==== DATA SHOWN ====

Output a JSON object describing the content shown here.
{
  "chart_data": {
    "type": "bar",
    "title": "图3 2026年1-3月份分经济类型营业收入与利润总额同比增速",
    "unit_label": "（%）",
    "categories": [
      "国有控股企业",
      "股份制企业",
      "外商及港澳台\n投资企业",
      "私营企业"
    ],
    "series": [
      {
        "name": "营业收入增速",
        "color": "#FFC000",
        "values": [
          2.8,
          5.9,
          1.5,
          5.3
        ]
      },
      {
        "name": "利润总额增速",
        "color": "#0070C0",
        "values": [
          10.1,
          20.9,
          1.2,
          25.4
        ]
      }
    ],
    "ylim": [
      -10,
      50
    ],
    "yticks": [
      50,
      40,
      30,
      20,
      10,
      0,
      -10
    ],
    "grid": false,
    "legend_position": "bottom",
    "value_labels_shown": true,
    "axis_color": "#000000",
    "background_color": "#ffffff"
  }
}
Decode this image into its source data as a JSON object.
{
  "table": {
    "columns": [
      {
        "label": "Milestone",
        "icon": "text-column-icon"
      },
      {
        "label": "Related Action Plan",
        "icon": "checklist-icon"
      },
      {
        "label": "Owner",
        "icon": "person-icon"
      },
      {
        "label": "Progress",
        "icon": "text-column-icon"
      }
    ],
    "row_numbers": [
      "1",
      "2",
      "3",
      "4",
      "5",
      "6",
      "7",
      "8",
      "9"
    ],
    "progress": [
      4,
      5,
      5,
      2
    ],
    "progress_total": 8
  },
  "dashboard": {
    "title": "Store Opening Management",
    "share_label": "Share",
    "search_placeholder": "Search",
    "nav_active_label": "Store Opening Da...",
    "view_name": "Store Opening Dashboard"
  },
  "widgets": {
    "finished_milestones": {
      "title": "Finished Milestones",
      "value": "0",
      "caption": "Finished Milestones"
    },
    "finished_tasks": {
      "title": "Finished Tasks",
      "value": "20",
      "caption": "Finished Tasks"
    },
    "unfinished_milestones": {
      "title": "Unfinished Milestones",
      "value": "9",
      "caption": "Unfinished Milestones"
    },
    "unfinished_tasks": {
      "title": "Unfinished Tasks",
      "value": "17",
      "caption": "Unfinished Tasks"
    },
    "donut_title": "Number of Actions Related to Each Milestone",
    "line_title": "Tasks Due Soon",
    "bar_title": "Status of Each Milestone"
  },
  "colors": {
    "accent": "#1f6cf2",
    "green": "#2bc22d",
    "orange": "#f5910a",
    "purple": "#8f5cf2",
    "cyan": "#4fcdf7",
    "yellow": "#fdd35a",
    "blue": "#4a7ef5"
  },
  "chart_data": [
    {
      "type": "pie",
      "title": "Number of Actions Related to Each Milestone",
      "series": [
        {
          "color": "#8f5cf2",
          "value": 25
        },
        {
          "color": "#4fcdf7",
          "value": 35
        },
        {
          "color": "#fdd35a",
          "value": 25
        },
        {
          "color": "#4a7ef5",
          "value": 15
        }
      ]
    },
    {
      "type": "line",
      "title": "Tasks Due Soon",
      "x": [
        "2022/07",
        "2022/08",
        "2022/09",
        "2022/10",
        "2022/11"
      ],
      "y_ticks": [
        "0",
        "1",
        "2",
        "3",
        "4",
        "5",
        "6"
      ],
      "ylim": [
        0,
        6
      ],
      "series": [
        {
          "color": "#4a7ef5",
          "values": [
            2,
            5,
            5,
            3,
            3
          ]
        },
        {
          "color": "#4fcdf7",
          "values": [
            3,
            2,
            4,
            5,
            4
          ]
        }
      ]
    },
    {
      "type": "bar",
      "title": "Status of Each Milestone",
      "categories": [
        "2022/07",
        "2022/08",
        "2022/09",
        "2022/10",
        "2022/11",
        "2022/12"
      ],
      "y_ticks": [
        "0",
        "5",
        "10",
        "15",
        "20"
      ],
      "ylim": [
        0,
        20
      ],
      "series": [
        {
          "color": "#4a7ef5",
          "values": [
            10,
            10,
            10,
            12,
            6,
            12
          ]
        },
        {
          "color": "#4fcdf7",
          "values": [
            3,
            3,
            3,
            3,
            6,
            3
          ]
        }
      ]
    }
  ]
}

====

## WHAT IS EXPECTED
Repeat every record exactly as written, please.

## TASK OUTPUT
Output a JSON object describing the content shown here.
{
  "chart_data": {
    "type": "bar",
    "title": "图3 2026年1-3月份分经济类型营业收入与利润总额同比增速",
    "unit_label": "（%）",
    "categories": [
      "国有控股企业",
      "股份制企业",
      "外商及港澳台\n投资企业",
      "私营企业"
    ],
    "series": [
      {
        "name": "营业收入增速",
        "color": "#FFC000",
        "values": [
          2.8,
          5.9,
          1.5,
          5.3
        ]
      },
      {
        "name": "利润总额增速",
        "color": "#0070C0",
        "values": [
          10.1,
          20.9,
          1.2,
          25.4
        ]
      }
    ],
    "ylim": [
      -10,
      50
    ],
    "yticks": [
      50,
      40,
      30,
      20,
      10,
      0,
      -10
    ],
    "grid": false,
    "legend_position": "bottom",
    "value_labels_shown": true,
    "axis_color": "#000000",
    "background_color": "#ffffff"
  }
}
Decode this image into its source data as a JSON object.
{
  "table": {
    "columns": [
      {
        "label": "Milestone",
        "icon": "text-column-icon"
      },
      {
        "label": "Related Action Plan",
        "icon": "checklist-icon"
      },
      {
        "label": "Owner",
        "icon": "person-icon"
      },
      {
        "label": "Progress",
        "icon": "text-column-icon"
      }
    ],
    "row_numbers": [
      "1",
      "2",
      "3",
      "4",
      "5",
      "6",
      "7",
      "8",
      "9"
    ],
    "progress": [
      4,
      5,
      5,
      2
    ],
    "progress_total": 8
  },
  "dashboard": {
    "title": "Store Opening Management",
    "share_label": "Share",
    "search_placeholder": "Search",
    "nav_active_label": "Store Opening Da...",
    "view_name": "Store Opening Dashboard"
  },
  "widgets": {
    "finished_milestones": {
      "title": "Finished Milestones",
      "value": "0",
      "caption": "Finished Milestones"
    },
    "finished_tasks": {
      "title": "Finished Tasks",
      "value": "20",
      "caption": "Finished Tasks"
    },
    "unfinished_milestones": {
      "title": "Unfinished Milestones",
      "value": "9",
      "caption": "Unfinished Milestones"
    },
    "unfinished_tasks": {
      "title": "Unfinished Tasks",
      "value": "17",
      "caption": "Unfinished Tasks"
    },
    "donut_title": "Number of Actions Related to Each Milestone",
    "line_title": "Tasks Due Soon",
    "bar_title": "Status of Each Milestone"
  },
  "colors": {
    "accent": "#1f6cf2",
    "green": "#2bc22d",
    "orange": "#f5910a",
    "purple": "#8f5cf2",
    "cyan": "#4fcdf7",
    "yellow": "#fdd35a",
    "blue": "#4a7ef5"
  },
  "chart_data": [
    {
      "type": "pie",
      "title": "Number of Actions Related to Each Milestone",
      "series": [
        {
          "color": "#8f5cf2",
          "value": 25
        },
        {
          "color": "#4fcdf7",
          "value": 35
        },
        {
          "color": "#fdd35a",
          "value": 25
        },
        {
          "color": "#4a7ef5",
          "value": 15
        }
      ]
    },
    {
      "type": "line",
      "title": "Tasks Due Soon",
      "x": [
        "2022/07",
        "2022/08",
        "2022/09",
        "2022/10",
        "2022/11"
      ],
      "y_ticks": [
        "0",
        "1",
        "2",
        "3",
        "4",
        "5",
        "6"
      ],
      "ylim": [
        0,
        6
      ],
      "series": [
        {
          "color": "#4a7ef5",
          "values": [
            2,
            5,
            5,
            3,
            3
          ]
        },
        {
          "color": "#4fcdf7",
          "values": [
            3,
            2,
            4,
            5,
            4
          ]
        }
      ]
    },
    {
      "type": "bar",
      "title": "Status of Each Milestone",
      "categories": [
        "2022/07",
        "2022/08",
        "2022/09",
        "2022/10",
        "2022/11",
        "2022/12"
      ],
      "y_ticks": [
        "0",
        "5",
        "10",
        "15",
        "20"
      ],
      "ylim": [
        0,
        20
      ],
      "series": [
        {
          "color": "#4a7ef5",
          "values": [
            10,
            10,
            10,
            12,
            6,
            12
          ]
        },
        {
          "color": "#4fcdf7",
          "values": [
            3,
            3,
            3,
            3,
            6,
            3
          ]
        }
      ]
    }
  ]
}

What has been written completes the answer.